Can you transcribe the lines below, from the line with "top-x-tick-label: 01/26 —" up to and including the line with "top-x-tick-label: 01/27 —", without changing anything?

(Element and region listings)
§

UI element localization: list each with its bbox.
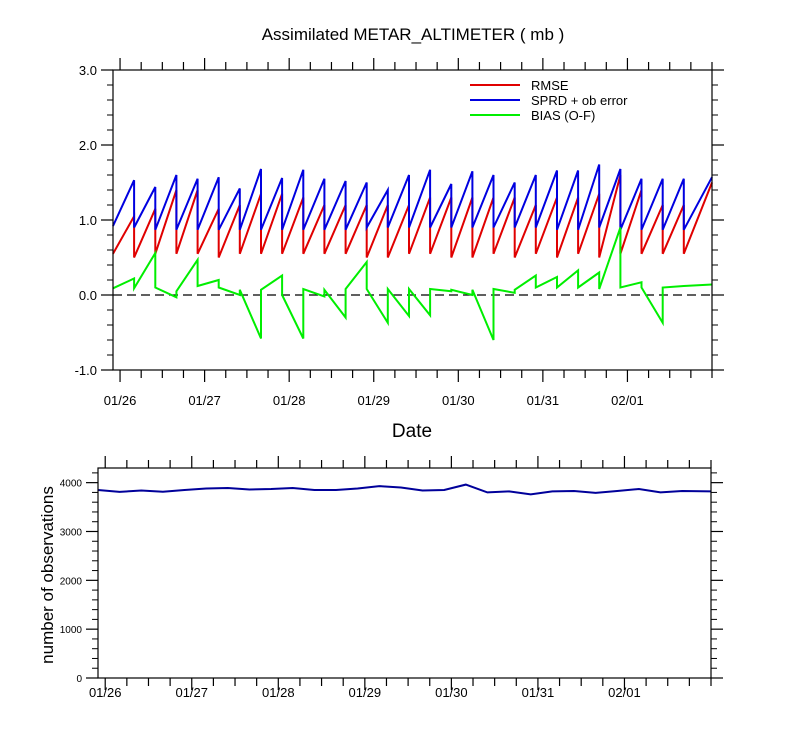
top-x-tick-label: 01/26 — [104, 393, 137, 408]
legend-label-rmse: RMSE — [531, 78, 569, 93]
bottom-x-tick-label: 02/01 — [608, 685, 641, 700]
bottom-x-tick-label: 01/28 — [262, 685, 295, 700]
top-series-group — [112, 164, 713, 341]
bottom-tick-labels: 01/26 01/27 01/28 01/29 01/30 01/31 02/01 0 1000… — [60, 479, 641, 700]
legend: RMSE SPRD + ob error BIAS (O-F) — [470, 78, 628, 123]
top-x-tick-label: 01/28 — [273, 393, 306, 408]
bottom-x-tick-label: 01/27 — [175, 685, 208, 700]
bottom-y-tick-label: 4000 — [60, 479, 83, 490]
chart-title: Assimilated METAR_ALTIMETER ( mb ) — [262, 25, 565, 44]
bottom-x-tick-label: 01/29 — [349, 685, 382, 700]
bottom-x-tick-label: 01/30 — [435, 685, 468, 700]
bottom-y-tick-label: 2000 — [60, 576, 83, 587]
bottom-plot-frame — [97, 467, 712, 679]
top-x-tick-label: 02/01 — [611, 393, 644, 408]
top-series-bias-o-f — [112, 227, 713, 341]
top-tick-labels: 01/26 01/27 01/28 01/29 01/30 01/31 02/01 -1.0 0… — [75, 63, 644, 408]
bottom-y-tick-label: 3000 — [60, 527, 83, 538]
top-axes — [101, 58, 724, 382]
bottom-y-tick-label: 0 — [76, 674, 82, 685]
bottom-axes — [86, 456, 723, 690]
top-series-sprd-ob-error — [112, 164, 713, 232]
legend-label-bias: BIAS (O-F) — [531, 108, 595, 123]
top-chart: Assimilated METAR_ALTIMETER ( mb ) 01/26… — [75, 25, 724, 442]
bottom-series-observations — [97, 483, 712, 496]
legend-label-sprd: SPRD + ob error — [531, 93, 628, 108]
top-x-tick-label: 01/31 — [527, 393, 560, 408]
top-x-tick-label: 01/27 — [188, 393, 221, 408]
top-y-tick-label: 2.0 — [79, 138, 97, 153]
bottom-y-tick-label: 1000 — [60, 625, 83, 636]
bottom-x-tick-label: 01/26 — [89, 685, 122, 700]
top-y-tick-label: 1.0 — [79, 213, 97, 228]
x-axis-label: Date — [392, 421, 432, 442]
y-axis-label-observations: number of observations — [38, 486, 57, 664]
bottom-series-group — [97, 483, 712, 496]
top-x-tick-label: 01/30 — [442, 393, 475, 408]
top-y-tick-label: 3.0 — [79, 63, 97, 78]
bottom-x-tick-label: 01/31 — [522, 685, 555, 700]
top-x-tick-label: 01/29 — [357, 393, 390, 408]
top-y-tick-label: -1.0 — [75, 363, 97, 378]
top-plot-frame — [112, 69, 713, 371]
bottom-chart: 01/26 01/27 01/28 01/29 01/30 01/31 02/01 0 1000… — [38, 456, 723, 700]
top-y-tick-label: 0.0 — [79, 288, 97, 303]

§

- Written response -
top-x-tick-label: 01/26 — [104, 393, 137, 408]
legend-label-rmse: RMSE — [531, 78, 569, 93]
bottom-x-tick-label: 02/01 — [608, 685, 641, 700]
bottom-x-tick-label: 01/28 — [262, 685, 295, 700]
top-series-group — [112, 164, 713, 341]
bottom-tick-labels: 01/26 01/27 01/28 01/29 01/30 01/31 02/01 0 1000… — [60, 479, 641, 700]
legend: RMSE SPRD + ob error BIAS (O-F) — [470, 78, 628, 123]
top-x-tick-label: 01/28 — [273, 393, 306, 408]
bottom-x-tick-label: 01/27 — [175, 685, 208, 700]
bottom-y-tick-label: 4000 — [60, 479, 83, 490]
chart-title: Assimilated METAR_ALTIMETER ( mb ) — [262, 25, 565, 44]
bottom-x-tick-label: 01/29 — [349, 685, 382, 700]
bottom-x-tick-label: 01/30 — [435, 685, 468, 700]
bottom-y-tick-label: 2000 — [60, 576, 83, 587]
bottom-plot-frame — [97, 467, 712, 679]
top-x-tick-label: 02/01 — [611, 393, 644, 408]
top-series-bias-o-f — [112, 227, 713, 341]
top-tick-labels: 01/26 01/27 01/28 01/29 01/30 01/31 02/01 -1.0 0… — [75, 63, 644, 408]
bottom-y-tick-label: 3000 — [60, 527, 83, 538]
top-axes — [101, 58, 724, 382]
bottom-y-tick-label: 0 — [76, 674, 82, 685]
bottom-axes — [86, 456, 723, 690]
top-series-sprd-ob-error — [112, 164, 713, 232]
legend-label-bias: BIAS (O-F) — [531, 108, 595, 123]
top-chart: Assimilated METAR_ALTIMETER ( mb ) 01/26… — [75, 25, 724, 442]
bottom-series-observations — [97, 483, 712, 496]
legend-label-sprd: SPRD + ob error — [531, 93, 628, 108]
top-x-tick-label: 01/31 — [527, 393, 560, 408]
top-x-tick-label: 01/27 — [188, 393, 221, 408]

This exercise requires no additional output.